----- BRANO DEL DOCUMENTO
Mohammad Al-Hawajri è nato nel campo profughi di Bureij, nella Striscia di Gaza, nel 1976.

Lì è nata anche sua moglie, l’artista Dena Mattar, e i loro quattro figli. Essere artisti nella Striscia di Gaza è complicato, ma in quel campo racchiuso tra una valle fluviale di ulivi e aranci e una discarica Al-Hawajri trova l’incanto e gli strumenti per realizzare la sua visione artistica.

Utilizza tecniche diverse, il disegno, la fotografia, la pittura, le installazioni e le fa dialogare insieme. L’arte come spiegò in una intervista “ha un grande ruolo nel creare consapevolezza nella società e solleva anche domande e apre le porte a dialogo tra persone con culture diverse. L’arte è un linguaggio che non ha bisogno di traduzione”.
----------
Ripeti parola per parola il passo del brano su Mohammad Al-Hawajri che si apre con le parole "Lì è nata anche" e si chiude con "sua visione artistica.".
----- ESTRATTO DATI
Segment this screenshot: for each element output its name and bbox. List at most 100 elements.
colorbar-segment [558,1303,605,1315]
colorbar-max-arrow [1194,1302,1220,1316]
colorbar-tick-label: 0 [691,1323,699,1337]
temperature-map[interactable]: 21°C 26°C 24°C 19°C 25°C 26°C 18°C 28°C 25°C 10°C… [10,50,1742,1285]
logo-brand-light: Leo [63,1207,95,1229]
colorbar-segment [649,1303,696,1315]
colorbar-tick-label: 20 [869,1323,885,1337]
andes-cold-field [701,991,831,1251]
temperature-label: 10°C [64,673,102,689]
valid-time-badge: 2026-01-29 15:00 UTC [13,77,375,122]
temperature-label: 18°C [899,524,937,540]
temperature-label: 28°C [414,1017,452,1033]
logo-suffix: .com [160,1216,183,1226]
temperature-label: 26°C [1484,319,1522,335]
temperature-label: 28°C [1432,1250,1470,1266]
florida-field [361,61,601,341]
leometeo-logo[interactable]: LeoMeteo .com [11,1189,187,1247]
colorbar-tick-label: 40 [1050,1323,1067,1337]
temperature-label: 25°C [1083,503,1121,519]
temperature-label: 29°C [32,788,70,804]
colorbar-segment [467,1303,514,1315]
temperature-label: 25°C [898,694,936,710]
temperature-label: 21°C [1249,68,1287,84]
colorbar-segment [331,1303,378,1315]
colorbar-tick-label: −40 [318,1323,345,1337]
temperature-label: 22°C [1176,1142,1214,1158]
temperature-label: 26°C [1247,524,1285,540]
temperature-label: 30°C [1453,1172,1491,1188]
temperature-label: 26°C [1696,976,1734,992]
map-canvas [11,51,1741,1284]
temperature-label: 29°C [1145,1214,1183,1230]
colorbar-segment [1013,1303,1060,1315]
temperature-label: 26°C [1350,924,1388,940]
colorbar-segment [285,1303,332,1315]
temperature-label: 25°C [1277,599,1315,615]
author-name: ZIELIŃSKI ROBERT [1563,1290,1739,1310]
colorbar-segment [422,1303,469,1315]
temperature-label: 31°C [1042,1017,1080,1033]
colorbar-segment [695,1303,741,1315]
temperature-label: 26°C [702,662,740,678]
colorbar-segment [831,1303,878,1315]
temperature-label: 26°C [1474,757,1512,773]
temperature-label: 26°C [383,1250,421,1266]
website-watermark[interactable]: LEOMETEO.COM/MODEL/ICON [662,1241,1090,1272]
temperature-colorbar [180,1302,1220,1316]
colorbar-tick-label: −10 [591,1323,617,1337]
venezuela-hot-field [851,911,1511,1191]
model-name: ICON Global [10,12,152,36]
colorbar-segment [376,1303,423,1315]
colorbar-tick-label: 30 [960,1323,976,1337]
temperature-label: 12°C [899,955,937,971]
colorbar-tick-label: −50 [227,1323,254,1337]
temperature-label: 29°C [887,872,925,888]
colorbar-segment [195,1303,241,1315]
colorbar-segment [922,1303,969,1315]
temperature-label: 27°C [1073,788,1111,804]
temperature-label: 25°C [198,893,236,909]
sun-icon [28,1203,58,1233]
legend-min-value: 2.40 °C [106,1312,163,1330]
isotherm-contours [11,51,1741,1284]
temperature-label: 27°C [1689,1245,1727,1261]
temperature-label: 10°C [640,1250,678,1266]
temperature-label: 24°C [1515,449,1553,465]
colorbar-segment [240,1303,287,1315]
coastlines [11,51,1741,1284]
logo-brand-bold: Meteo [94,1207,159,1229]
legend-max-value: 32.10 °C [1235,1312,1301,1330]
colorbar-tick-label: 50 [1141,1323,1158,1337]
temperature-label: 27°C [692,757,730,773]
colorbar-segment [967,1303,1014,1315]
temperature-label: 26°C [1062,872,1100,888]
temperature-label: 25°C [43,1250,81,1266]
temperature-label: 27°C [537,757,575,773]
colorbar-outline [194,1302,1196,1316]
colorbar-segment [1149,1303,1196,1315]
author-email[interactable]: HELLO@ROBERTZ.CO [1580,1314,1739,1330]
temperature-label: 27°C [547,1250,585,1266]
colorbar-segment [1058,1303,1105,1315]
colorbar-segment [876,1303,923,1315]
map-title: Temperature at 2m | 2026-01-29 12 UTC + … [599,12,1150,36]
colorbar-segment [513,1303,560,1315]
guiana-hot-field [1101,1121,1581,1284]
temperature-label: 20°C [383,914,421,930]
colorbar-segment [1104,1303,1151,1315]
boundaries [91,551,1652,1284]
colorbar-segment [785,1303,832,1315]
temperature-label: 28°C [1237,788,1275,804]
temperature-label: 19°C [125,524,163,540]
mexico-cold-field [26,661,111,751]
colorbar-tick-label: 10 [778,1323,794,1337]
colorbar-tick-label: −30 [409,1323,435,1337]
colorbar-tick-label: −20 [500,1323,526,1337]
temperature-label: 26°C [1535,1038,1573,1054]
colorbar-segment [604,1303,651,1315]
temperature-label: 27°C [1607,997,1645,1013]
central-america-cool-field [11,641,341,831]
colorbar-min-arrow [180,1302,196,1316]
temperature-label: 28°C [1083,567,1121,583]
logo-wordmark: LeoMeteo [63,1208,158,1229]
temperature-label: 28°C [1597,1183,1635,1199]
----------
● SOLUZIONE
Lì è nata anche sua moglie, l’artista Dena Mattar, e i loro quattro figli. Essere artisti nella Striscia di Gaza è complicato, ma in quel campo racchiuso tra una valle fluviale di ulivi e aranci e una discarica Al-Hawajri trova l’incanto e gli strumenti per realizzare la sua visione artistica.